>> Begin Excerpted text
Note
The described feature is still experimental and the implementation incomplete.
Many high-level features require access to the raw content (text, media, etc.) of a publication, such as:
- Text-to-speech
- Accessibility reader
- Basic search
- Full-text search indexing
- Image or audio indexes
The ContentService
provides a way to iterate through a publication's content, extracted as semantic elements.
First, request the publication's Content
, starting from a given Locator
. If the locator is missing, the Content
will be extracted from the beginning of the publication.
guard let content = publication.content(from: startLocator) else {
// Abort as the content cannot be extracted
return
}
Getting the whole raw text of a publication is such a common use case that a helper is available on Content
:
let wholeText = content.text()
This is an expensive operation, proceed with caution and cache the result if you need to reuse it.
The individual Content
elements can be iterated through with a regular for
loop by converting it to a sequence:
for (element in content.sequence()) {
// Process element
}
Alternatively, you can get the whole list of elements with content.elements()
, or use the lower level APIs to iterate the content manually:
let iterator = content.iterator()
while let element = try iterator.next() {
print(element)
}
Some Content
implementations support bidirectional iterations. To iterate backwards, use:
let iterator = content.iterator()
while let element = try iterator.previous() {
print(element)
}
The Content
iterator yields ContentElement
objects representing a single semantic portion of the publication, such as a heading, a paragraph or an embedded image.
Every element has a locator
property targeting it in the publication. You can use the locator, for example, to navigate to the element or to draw a Decoration
on top of it.
navigator.go(to: element.locator)
Depending on the actual implementation of ContentElement
, more properties are available to access the actual data. The toolkit ships with a number of default implementations for common types of elements.
The EmbeddedContentElement
protocol is implemented by any element referencing an external resource. It contains an embeddedLink
property you can use to get the actual content of the resource.
if let element = element as? EmbeddedContentElement {
let bytes = try publication
.get(element.embeddedLink)
.read().get()
}
Here are the default available implementations:
AudioContentElement
- audio clipsVideoContentElement
- video clipsImageContentElement
- bitmap images, with the additional property:caption: String?
>> End Excerpted text
Reproduce the part of the page on extracting publication content between "First, request the" and "of the publication.", inclusive.
>> Begin Information provided
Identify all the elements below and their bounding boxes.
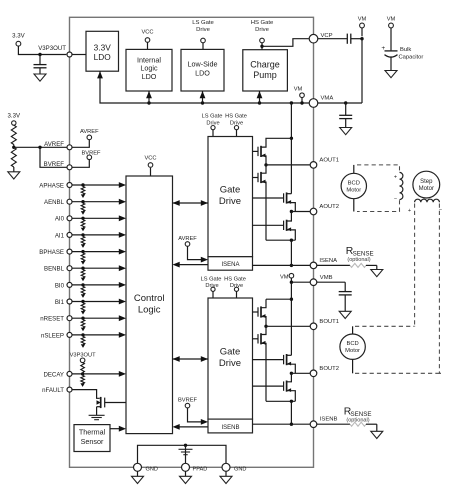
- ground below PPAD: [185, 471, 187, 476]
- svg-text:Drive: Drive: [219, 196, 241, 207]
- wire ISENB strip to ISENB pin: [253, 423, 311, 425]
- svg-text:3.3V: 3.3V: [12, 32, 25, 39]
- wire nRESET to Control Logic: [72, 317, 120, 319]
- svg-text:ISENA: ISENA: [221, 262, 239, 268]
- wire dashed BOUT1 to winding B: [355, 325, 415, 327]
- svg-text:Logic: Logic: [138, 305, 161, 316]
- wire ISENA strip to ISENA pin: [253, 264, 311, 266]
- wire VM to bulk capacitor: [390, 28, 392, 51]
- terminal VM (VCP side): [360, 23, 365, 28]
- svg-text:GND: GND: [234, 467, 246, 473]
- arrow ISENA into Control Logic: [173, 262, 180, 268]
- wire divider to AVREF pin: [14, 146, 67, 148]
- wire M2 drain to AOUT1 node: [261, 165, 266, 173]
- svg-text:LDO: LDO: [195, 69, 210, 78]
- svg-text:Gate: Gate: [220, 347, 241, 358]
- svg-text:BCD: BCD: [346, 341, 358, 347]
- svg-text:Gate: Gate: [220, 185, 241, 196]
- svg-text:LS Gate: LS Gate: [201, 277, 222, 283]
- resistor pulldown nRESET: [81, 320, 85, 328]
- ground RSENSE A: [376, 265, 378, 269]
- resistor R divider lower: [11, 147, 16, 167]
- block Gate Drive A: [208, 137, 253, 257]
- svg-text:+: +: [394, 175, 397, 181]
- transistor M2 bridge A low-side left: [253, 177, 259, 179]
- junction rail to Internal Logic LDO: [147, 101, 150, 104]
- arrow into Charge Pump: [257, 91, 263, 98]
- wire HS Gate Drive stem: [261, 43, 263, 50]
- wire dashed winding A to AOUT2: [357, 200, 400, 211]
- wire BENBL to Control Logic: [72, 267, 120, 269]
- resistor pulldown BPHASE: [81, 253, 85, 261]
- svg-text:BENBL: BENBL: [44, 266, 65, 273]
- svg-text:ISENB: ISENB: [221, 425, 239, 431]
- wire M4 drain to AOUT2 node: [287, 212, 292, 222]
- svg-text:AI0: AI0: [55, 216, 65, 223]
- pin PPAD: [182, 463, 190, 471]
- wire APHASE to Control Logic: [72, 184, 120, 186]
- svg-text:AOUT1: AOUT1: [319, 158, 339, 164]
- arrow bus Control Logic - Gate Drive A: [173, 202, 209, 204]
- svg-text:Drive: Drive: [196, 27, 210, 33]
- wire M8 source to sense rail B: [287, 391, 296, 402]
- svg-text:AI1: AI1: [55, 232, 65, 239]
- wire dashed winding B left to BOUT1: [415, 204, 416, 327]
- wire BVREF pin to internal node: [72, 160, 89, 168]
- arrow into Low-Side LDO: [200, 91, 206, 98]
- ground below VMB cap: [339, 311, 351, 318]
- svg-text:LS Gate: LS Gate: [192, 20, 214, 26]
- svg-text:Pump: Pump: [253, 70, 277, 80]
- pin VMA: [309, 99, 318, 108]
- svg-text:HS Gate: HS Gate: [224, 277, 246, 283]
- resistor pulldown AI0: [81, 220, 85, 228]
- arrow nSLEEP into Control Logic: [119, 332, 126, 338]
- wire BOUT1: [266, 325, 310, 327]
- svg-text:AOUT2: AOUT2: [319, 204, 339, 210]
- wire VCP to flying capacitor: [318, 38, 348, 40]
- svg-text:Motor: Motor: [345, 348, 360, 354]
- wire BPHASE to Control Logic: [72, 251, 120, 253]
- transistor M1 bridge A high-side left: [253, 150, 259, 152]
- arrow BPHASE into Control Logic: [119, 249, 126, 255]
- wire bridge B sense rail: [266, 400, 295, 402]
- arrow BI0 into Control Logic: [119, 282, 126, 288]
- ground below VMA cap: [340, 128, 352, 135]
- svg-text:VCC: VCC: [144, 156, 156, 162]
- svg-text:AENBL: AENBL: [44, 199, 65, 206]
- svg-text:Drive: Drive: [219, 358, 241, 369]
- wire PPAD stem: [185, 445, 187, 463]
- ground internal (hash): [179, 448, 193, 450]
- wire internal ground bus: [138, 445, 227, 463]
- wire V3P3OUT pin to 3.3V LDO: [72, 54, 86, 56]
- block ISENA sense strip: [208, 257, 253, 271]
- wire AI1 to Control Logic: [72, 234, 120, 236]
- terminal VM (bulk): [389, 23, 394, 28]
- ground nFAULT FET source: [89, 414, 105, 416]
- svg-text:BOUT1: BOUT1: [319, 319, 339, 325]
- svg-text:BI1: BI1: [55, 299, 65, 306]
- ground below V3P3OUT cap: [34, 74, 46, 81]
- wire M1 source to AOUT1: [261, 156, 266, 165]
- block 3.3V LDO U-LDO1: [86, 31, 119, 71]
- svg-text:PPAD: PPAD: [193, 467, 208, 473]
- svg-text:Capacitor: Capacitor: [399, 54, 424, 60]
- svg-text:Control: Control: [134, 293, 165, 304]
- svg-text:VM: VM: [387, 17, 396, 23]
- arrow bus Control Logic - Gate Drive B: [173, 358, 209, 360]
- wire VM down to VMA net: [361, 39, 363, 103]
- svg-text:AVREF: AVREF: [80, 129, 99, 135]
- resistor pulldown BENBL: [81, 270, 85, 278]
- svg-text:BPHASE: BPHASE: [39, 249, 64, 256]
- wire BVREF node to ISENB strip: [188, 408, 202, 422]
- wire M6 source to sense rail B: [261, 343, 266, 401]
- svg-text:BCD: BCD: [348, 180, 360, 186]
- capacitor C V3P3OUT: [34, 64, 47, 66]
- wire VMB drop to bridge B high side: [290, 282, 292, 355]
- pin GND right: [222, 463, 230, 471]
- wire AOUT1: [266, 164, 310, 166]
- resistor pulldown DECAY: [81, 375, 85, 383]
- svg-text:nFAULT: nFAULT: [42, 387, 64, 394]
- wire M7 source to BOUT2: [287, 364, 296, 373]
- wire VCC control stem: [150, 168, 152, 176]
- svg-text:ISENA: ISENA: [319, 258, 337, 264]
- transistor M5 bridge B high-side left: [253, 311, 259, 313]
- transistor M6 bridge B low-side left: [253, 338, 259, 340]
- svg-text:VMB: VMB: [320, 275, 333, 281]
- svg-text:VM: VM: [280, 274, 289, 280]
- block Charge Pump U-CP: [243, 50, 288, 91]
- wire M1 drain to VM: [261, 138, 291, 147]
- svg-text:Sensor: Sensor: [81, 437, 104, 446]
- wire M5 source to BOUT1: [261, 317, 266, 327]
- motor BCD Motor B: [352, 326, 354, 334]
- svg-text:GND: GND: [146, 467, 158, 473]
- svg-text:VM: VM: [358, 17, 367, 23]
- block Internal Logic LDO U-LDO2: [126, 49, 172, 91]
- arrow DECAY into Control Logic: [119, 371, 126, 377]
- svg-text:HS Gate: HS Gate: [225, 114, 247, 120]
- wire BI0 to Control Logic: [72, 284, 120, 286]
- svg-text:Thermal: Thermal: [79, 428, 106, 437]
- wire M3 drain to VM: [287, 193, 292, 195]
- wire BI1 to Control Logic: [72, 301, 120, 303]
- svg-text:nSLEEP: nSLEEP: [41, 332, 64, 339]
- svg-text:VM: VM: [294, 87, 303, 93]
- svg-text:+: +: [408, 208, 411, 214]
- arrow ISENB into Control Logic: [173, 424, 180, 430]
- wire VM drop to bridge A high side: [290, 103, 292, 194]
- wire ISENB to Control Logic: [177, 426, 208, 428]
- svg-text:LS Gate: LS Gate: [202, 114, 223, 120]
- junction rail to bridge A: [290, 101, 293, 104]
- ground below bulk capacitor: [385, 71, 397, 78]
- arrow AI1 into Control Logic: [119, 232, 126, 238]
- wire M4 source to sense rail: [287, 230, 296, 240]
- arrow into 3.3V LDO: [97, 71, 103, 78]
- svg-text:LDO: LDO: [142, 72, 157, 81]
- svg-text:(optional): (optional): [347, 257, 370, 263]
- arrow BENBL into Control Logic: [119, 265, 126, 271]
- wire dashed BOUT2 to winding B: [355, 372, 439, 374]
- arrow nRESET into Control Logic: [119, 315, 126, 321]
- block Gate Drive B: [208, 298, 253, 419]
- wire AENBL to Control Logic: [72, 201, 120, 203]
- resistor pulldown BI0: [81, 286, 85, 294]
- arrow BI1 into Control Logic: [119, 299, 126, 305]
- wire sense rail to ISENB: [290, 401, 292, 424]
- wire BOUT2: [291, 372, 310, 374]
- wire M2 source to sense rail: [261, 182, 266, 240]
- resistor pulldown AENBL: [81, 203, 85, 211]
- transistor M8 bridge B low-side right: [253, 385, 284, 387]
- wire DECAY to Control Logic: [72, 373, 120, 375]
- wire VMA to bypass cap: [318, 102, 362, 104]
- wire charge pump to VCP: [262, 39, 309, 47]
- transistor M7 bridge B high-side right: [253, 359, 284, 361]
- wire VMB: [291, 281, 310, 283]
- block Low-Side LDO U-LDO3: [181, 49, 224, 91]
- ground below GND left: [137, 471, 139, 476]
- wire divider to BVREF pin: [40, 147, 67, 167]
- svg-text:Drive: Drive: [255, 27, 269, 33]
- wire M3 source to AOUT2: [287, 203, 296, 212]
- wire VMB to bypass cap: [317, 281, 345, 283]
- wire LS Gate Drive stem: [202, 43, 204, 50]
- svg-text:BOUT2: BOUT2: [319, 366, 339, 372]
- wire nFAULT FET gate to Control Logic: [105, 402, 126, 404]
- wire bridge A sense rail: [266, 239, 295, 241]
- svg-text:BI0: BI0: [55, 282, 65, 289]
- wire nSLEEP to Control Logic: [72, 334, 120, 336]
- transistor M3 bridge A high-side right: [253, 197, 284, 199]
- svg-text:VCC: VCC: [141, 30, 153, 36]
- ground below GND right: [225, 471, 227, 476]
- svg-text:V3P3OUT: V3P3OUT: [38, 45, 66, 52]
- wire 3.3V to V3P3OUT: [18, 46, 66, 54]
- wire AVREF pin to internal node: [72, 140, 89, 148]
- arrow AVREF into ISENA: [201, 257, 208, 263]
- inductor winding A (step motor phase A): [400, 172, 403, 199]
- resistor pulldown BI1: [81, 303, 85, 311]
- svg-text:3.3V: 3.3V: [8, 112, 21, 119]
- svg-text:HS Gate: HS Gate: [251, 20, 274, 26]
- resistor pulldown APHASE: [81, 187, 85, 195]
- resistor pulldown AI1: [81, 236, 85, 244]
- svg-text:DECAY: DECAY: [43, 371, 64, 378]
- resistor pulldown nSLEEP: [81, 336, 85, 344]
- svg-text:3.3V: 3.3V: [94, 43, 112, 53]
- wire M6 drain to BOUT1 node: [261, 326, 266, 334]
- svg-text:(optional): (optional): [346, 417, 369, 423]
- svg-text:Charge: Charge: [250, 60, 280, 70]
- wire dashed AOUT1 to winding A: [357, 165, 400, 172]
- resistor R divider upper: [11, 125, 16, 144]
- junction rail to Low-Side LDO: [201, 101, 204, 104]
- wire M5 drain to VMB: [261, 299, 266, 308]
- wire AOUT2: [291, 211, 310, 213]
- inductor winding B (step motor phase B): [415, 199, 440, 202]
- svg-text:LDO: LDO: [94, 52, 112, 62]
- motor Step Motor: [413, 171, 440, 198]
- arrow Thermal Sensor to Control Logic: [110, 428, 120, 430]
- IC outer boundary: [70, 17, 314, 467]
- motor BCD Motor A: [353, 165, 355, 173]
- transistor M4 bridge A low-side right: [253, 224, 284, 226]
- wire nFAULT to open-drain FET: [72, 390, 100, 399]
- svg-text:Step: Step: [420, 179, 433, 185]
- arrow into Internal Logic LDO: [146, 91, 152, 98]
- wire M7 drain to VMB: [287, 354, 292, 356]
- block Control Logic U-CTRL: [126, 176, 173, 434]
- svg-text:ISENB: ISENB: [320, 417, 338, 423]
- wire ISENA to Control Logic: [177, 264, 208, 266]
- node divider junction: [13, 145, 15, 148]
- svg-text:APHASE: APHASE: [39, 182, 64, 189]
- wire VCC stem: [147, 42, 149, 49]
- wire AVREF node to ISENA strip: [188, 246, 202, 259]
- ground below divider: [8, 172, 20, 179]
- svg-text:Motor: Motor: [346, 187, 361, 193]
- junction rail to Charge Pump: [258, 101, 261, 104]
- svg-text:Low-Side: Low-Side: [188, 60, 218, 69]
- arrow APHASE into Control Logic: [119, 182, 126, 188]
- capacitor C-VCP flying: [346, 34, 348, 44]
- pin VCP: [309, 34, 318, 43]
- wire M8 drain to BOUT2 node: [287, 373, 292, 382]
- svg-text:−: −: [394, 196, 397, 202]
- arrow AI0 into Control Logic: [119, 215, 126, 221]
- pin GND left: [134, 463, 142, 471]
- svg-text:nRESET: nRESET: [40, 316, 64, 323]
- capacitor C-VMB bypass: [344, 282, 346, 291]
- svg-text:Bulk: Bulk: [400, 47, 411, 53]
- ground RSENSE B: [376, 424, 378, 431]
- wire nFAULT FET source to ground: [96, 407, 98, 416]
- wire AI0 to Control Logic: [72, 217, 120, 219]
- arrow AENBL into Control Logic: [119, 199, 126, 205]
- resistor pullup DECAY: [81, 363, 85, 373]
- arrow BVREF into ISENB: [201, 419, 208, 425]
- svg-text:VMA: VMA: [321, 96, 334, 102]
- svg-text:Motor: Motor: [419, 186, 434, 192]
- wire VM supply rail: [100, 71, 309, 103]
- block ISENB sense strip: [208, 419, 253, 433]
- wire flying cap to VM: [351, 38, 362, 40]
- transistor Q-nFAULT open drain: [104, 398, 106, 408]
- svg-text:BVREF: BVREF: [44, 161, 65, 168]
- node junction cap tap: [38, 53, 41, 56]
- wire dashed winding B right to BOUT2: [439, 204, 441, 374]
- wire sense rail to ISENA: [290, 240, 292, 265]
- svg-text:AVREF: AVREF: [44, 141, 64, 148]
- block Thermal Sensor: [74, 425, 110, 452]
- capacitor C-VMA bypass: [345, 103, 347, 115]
>> End Information provided
>> Begin Information provided
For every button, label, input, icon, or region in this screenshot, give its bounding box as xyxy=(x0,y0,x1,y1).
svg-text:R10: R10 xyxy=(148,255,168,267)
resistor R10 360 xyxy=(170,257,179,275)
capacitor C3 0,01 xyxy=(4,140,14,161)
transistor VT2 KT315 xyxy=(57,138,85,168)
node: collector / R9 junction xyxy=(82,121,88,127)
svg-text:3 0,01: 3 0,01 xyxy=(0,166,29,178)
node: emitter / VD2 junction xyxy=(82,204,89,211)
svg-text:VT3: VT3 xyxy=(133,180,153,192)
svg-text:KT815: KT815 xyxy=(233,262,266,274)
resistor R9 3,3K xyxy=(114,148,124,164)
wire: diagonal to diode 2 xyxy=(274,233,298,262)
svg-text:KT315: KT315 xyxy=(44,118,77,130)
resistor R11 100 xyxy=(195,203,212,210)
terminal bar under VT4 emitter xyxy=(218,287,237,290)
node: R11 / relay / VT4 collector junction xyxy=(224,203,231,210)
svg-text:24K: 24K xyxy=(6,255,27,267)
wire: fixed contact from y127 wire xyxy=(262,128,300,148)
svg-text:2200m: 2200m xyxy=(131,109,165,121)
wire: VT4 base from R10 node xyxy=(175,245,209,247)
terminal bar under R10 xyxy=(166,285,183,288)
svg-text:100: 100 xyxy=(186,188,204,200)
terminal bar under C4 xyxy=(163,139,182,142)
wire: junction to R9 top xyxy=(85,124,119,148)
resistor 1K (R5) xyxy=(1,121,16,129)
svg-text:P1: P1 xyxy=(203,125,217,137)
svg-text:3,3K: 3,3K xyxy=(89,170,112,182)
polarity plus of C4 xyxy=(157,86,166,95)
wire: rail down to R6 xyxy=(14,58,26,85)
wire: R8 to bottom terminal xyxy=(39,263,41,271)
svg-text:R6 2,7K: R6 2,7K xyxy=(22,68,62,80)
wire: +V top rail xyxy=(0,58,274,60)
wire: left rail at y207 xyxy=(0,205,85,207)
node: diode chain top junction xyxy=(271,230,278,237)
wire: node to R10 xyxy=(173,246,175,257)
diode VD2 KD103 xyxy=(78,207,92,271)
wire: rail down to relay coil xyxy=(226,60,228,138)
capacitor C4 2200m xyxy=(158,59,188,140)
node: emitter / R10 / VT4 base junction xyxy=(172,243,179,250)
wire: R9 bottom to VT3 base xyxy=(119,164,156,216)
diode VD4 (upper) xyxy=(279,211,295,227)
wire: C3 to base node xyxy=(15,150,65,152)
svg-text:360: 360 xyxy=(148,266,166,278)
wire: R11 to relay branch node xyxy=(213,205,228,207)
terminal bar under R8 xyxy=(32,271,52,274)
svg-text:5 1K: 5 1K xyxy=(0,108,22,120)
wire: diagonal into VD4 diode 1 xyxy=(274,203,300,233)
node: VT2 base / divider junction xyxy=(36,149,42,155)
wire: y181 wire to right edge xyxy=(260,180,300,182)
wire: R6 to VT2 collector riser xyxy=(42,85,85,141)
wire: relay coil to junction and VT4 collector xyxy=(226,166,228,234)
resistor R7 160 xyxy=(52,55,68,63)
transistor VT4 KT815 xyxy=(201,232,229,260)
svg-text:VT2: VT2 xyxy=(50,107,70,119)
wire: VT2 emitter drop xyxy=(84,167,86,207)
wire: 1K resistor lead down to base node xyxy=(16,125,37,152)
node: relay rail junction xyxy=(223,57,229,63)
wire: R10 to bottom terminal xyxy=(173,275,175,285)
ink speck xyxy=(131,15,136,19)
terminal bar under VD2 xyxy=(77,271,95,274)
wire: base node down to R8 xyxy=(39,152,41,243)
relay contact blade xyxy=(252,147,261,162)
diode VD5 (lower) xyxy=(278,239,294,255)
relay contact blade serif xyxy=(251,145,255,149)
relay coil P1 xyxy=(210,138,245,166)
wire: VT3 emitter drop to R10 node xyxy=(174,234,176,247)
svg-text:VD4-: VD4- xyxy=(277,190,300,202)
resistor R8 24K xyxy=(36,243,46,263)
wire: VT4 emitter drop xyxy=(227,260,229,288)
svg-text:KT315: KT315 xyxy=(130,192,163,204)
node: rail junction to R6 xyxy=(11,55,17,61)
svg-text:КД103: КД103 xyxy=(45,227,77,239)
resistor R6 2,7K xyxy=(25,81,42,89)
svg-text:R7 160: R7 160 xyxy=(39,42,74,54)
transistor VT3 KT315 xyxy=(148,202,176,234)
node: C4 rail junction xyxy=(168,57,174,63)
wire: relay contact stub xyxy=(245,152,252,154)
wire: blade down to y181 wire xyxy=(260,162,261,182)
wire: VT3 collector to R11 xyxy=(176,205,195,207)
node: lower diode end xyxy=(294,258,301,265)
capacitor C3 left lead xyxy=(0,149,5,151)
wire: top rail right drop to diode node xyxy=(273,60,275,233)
>> End Information provided
>> Begin Information provided
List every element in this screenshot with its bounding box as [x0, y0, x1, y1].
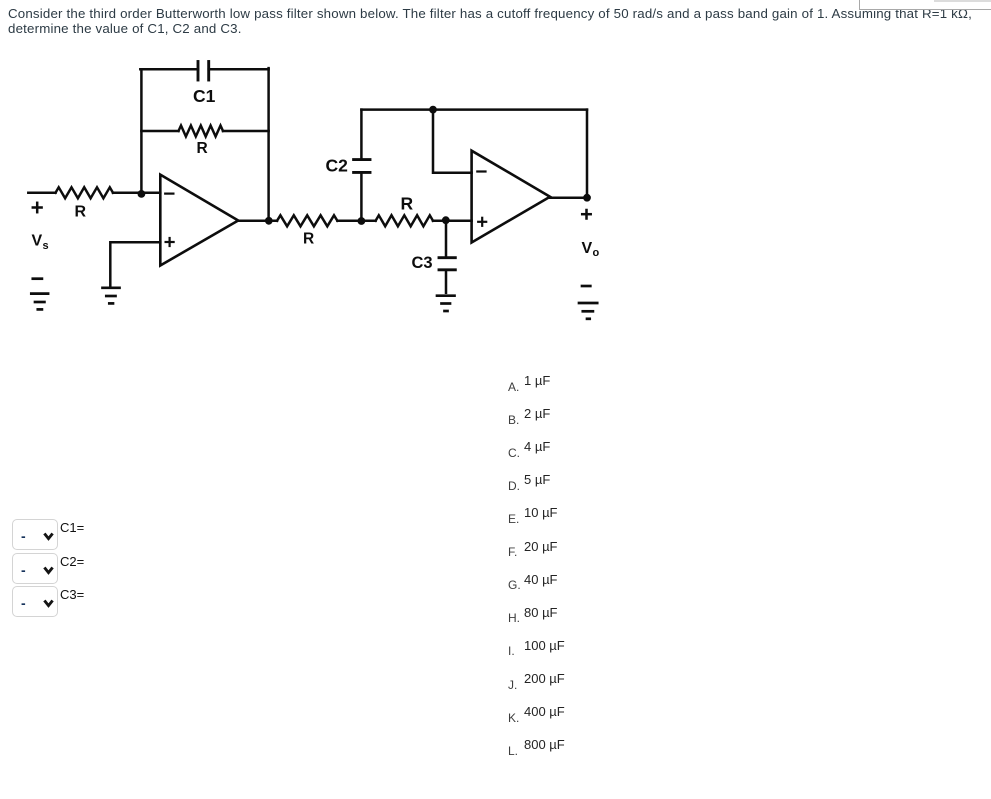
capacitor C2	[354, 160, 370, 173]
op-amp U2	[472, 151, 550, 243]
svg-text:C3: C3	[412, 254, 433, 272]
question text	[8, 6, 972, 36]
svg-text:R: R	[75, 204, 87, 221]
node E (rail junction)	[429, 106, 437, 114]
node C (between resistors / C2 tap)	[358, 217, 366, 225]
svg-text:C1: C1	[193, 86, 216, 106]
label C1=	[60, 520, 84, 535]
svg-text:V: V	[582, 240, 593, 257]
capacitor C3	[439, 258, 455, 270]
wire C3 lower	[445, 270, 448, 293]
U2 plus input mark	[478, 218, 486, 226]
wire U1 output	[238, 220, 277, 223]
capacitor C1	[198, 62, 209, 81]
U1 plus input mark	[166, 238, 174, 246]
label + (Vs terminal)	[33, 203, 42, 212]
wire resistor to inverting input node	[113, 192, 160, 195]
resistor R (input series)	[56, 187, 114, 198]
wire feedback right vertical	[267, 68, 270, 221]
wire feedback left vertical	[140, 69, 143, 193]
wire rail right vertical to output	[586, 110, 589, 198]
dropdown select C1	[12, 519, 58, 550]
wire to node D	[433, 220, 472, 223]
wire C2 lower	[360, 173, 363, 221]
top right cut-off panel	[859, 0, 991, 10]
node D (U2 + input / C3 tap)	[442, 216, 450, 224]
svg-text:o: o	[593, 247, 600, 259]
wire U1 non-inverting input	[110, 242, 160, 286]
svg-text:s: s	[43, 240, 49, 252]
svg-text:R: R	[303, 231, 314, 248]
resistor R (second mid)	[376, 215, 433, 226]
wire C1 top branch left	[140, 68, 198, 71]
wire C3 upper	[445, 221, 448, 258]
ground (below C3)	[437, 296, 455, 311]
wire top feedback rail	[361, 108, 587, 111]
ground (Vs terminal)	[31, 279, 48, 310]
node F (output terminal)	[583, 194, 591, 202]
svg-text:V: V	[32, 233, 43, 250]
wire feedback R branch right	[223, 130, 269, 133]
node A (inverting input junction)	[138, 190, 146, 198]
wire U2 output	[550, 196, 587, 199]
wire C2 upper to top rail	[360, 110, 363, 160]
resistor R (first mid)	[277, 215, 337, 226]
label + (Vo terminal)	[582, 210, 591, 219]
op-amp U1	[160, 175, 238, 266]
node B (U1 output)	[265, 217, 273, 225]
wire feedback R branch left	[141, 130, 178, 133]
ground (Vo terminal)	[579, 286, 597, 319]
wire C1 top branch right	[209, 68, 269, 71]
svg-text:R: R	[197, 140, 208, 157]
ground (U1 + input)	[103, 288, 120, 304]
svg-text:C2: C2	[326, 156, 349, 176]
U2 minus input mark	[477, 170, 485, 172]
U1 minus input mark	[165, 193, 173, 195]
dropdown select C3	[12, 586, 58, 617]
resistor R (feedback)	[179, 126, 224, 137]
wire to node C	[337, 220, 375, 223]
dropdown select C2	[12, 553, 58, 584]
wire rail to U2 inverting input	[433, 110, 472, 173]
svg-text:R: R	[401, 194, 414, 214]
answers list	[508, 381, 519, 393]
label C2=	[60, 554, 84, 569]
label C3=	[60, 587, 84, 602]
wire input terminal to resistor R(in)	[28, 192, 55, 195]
>> End Information provided
# [Result of this task]
First, request the publication's Content
, starting from a given Locator
. If the locator is missing, the Content
will be extracted from the beginning of the publication.